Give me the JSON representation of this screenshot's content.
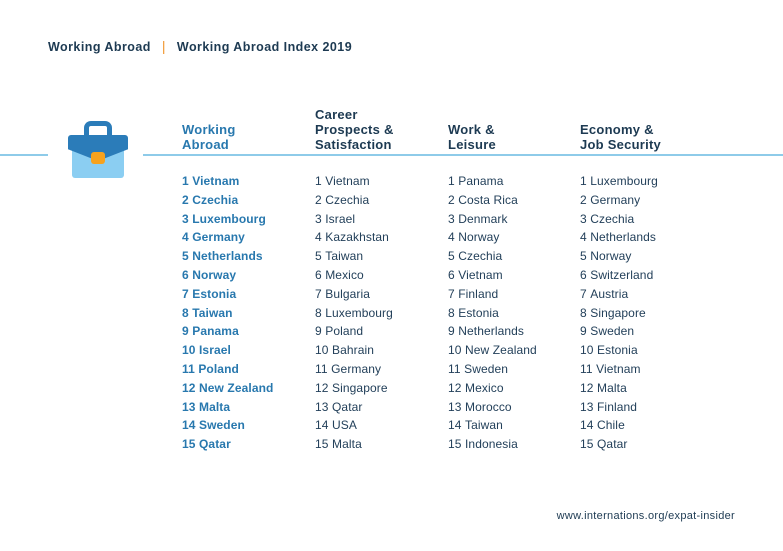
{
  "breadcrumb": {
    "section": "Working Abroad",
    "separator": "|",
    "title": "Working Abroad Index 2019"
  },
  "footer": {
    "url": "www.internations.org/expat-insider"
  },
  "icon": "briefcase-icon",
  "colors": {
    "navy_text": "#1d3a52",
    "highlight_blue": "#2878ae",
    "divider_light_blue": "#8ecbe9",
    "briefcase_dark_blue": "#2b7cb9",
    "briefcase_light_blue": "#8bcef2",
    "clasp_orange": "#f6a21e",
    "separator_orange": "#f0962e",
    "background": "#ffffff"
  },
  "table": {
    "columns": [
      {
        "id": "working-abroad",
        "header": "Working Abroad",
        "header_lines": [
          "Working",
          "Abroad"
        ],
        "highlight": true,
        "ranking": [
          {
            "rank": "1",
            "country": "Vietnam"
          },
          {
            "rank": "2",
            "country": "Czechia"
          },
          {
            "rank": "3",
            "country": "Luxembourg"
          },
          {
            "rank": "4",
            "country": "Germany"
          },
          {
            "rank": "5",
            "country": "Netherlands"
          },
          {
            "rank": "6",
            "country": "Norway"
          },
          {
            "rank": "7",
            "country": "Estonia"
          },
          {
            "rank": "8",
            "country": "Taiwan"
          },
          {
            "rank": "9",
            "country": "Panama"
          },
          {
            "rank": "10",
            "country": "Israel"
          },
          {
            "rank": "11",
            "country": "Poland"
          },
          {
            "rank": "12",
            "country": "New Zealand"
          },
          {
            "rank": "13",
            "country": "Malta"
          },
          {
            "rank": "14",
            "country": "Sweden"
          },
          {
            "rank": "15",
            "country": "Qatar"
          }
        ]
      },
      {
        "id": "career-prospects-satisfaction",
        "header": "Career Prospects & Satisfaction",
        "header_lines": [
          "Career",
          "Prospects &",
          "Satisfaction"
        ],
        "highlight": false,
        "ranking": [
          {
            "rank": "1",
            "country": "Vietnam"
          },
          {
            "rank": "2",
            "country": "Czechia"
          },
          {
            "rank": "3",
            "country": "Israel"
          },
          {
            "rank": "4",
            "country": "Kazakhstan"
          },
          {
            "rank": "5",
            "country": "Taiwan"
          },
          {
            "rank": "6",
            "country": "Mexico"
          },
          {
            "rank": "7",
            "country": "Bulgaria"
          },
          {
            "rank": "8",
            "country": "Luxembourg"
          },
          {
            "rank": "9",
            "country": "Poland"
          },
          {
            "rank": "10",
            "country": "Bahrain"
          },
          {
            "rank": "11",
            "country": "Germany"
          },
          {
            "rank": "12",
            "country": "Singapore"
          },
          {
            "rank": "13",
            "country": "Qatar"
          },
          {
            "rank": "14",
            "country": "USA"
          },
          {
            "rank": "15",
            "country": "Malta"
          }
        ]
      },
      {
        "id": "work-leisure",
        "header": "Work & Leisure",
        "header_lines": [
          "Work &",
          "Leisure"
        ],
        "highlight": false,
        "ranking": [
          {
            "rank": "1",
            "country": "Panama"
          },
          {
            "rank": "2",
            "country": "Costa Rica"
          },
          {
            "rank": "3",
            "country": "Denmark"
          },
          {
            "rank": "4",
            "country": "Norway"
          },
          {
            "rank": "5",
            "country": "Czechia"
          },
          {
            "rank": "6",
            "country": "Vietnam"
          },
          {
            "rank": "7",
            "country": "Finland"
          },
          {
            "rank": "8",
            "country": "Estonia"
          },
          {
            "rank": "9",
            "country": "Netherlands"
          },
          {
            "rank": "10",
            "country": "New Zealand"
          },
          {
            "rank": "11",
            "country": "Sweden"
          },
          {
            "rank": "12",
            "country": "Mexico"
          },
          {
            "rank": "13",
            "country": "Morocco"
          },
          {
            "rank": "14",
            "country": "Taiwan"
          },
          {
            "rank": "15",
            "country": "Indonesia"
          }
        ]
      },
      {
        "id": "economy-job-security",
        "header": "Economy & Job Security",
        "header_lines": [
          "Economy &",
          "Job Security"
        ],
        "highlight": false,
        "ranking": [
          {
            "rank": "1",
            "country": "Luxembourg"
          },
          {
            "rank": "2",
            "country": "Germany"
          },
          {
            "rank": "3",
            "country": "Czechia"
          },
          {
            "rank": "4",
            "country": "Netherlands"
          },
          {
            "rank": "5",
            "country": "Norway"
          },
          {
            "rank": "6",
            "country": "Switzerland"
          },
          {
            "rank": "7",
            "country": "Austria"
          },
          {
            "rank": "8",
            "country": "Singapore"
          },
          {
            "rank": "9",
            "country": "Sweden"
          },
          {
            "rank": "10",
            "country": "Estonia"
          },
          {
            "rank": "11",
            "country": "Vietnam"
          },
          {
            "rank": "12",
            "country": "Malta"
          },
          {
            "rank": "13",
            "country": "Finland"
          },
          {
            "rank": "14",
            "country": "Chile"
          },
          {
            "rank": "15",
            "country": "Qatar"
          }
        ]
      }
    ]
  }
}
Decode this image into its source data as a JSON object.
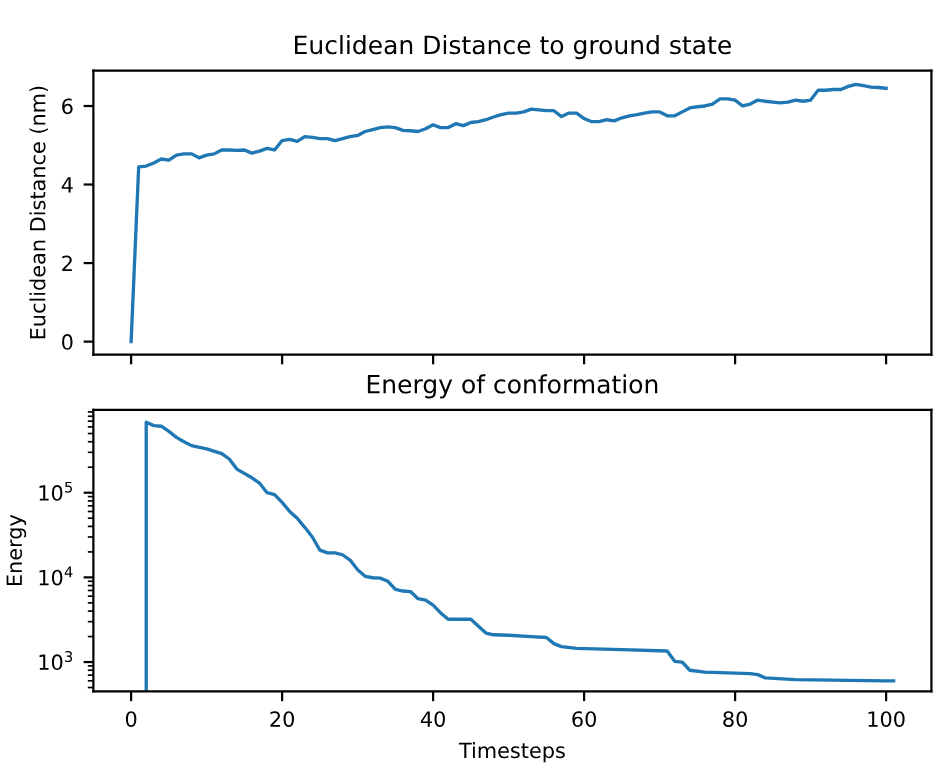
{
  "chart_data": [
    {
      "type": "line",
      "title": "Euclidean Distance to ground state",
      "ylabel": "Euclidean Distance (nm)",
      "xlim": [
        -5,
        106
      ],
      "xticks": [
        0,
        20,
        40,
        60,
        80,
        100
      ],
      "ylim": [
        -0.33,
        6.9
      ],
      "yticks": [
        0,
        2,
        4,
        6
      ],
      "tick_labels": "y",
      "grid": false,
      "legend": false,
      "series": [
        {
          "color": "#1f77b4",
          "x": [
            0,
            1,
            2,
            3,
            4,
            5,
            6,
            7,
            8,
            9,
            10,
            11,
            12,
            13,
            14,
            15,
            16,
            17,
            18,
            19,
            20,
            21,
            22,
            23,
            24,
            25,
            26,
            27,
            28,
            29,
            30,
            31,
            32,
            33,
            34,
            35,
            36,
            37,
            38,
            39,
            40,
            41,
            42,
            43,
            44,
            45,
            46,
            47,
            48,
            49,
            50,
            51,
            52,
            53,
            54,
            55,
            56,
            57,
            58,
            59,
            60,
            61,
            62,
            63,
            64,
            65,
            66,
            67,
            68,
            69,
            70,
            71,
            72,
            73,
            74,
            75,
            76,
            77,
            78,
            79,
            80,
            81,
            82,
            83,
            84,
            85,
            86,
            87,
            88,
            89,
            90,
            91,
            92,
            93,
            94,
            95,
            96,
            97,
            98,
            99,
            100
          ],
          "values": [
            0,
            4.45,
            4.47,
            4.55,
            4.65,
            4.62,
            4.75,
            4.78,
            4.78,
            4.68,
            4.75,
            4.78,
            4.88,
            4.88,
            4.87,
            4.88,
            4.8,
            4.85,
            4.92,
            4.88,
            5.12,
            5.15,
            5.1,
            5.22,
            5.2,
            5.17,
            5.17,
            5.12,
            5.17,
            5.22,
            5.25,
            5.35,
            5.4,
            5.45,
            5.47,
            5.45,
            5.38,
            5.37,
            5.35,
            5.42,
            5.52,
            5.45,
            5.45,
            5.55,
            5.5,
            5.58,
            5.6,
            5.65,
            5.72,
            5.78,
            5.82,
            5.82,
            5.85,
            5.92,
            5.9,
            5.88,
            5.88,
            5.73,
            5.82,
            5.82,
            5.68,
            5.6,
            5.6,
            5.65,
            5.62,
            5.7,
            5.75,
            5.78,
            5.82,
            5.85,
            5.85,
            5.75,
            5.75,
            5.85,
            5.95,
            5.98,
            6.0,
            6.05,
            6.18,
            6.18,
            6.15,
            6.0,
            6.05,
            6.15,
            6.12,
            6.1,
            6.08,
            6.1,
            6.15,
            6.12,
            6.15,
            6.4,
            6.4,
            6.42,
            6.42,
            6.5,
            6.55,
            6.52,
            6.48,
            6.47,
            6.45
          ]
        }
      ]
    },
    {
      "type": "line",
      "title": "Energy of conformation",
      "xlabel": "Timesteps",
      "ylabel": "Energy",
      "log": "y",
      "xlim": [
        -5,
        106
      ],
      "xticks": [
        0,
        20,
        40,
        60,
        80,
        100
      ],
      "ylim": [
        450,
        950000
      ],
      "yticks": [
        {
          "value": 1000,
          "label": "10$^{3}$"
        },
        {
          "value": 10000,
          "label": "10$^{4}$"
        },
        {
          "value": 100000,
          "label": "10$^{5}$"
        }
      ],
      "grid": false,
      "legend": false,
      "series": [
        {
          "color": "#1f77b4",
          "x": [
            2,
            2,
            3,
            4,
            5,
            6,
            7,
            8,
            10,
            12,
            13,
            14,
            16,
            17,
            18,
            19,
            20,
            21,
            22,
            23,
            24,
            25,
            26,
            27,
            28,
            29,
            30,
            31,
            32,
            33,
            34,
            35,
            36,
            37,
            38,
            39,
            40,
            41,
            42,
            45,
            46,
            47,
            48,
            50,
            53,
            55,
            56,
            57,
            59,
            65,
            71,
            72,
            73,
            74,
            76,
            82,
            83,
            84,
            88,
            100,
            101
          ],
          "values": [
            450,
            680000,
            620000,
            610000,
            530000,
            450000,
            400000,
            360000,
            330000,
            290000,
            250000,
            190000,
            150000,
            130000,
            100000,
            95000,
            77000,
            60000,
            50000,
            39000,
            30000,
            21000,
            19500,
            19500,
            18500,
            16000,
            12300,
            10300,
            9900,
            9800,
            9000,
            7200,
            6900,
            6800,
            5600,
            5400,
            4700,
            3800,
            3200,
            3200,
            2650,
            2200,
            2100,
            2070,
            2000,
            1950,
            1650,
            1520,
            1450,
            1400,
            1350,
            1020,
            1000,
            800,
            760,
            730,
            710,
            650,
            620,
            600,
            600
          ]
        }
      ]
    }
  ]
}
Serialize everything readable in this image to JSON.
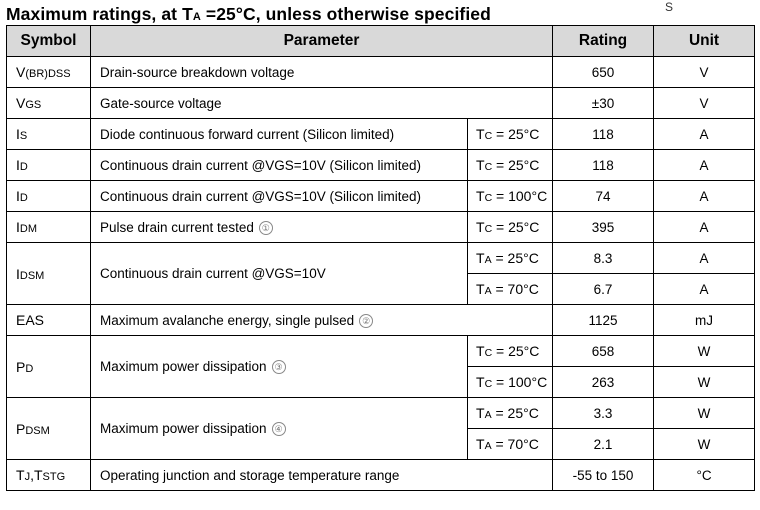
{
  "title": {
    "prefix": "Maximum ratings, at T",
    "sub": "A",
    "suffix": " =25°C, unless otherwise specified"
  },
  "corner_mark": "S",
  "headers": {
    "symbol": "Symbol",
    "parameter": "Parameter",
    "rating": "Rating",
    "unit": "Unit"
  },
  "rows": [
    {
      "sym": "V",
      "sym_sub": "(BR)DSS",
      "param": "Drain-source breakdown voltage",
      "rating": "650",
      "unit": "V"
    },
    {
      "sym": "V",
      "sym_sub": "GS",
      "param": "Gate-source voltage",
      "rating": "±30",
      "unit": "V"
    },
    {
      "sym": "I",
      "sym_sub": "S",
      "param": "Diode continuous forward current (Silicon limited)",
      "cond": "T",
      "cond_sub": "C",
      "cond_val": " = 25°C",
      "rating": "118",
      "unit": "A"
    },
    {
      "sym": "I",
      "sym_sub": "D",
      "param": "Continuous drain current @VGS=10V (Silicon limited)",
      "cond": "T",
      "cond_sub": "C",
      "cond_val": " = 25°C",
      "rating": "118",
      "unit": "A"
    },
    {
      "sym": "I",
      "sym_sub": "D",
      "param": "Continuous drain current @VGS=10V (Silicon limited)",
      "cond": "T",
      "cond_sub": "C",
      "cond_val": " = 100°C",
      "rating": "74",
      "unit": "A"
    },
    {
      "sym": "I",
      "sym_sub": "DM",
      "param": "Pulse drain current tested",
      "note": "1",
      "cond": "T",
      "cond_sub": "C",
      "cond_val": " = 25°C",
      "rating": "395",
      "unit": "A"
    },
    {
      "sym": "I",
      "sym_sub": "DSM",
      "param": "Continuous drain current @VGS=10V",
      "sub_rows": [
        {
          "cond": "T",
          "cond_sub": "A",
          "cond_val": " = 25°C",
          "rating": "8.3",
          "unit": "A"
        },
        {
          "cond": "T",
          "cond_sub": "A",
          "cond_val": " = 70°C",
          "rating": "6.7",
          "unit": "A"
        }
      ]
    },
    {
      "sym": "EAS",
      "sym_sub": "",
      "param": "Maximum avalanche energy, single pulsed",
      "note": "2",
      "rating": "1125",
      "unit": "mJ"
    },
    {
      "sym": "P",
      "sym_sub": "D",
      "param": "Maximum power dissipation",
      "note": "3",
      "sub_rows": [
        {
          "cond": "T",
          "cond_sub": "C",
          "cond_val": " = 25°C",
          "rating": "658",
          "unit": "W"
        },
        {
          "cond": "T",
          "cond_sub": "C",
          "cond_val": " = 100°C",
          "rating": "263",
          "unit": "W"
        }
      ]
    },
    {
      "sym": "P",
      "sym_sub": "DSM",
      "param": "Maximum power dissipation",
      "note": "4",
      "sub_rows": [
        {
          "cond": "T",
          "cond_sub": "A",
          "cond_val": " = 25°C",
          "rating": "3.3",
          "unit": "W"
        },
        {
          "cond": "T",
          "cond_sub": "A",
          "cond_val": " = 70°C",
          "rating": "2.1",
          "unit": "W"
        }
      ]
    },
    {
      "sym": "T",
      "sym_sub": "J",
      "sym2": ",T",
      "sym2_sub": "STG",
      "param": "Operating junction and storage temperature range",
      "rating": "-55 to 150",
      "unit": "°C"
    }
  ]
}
--------
Point out every line holding the string "Distance" and copy it.

      "title": "Euclidean Distance to ground state",
      "ylabel": "Euclidean Distance (nm)",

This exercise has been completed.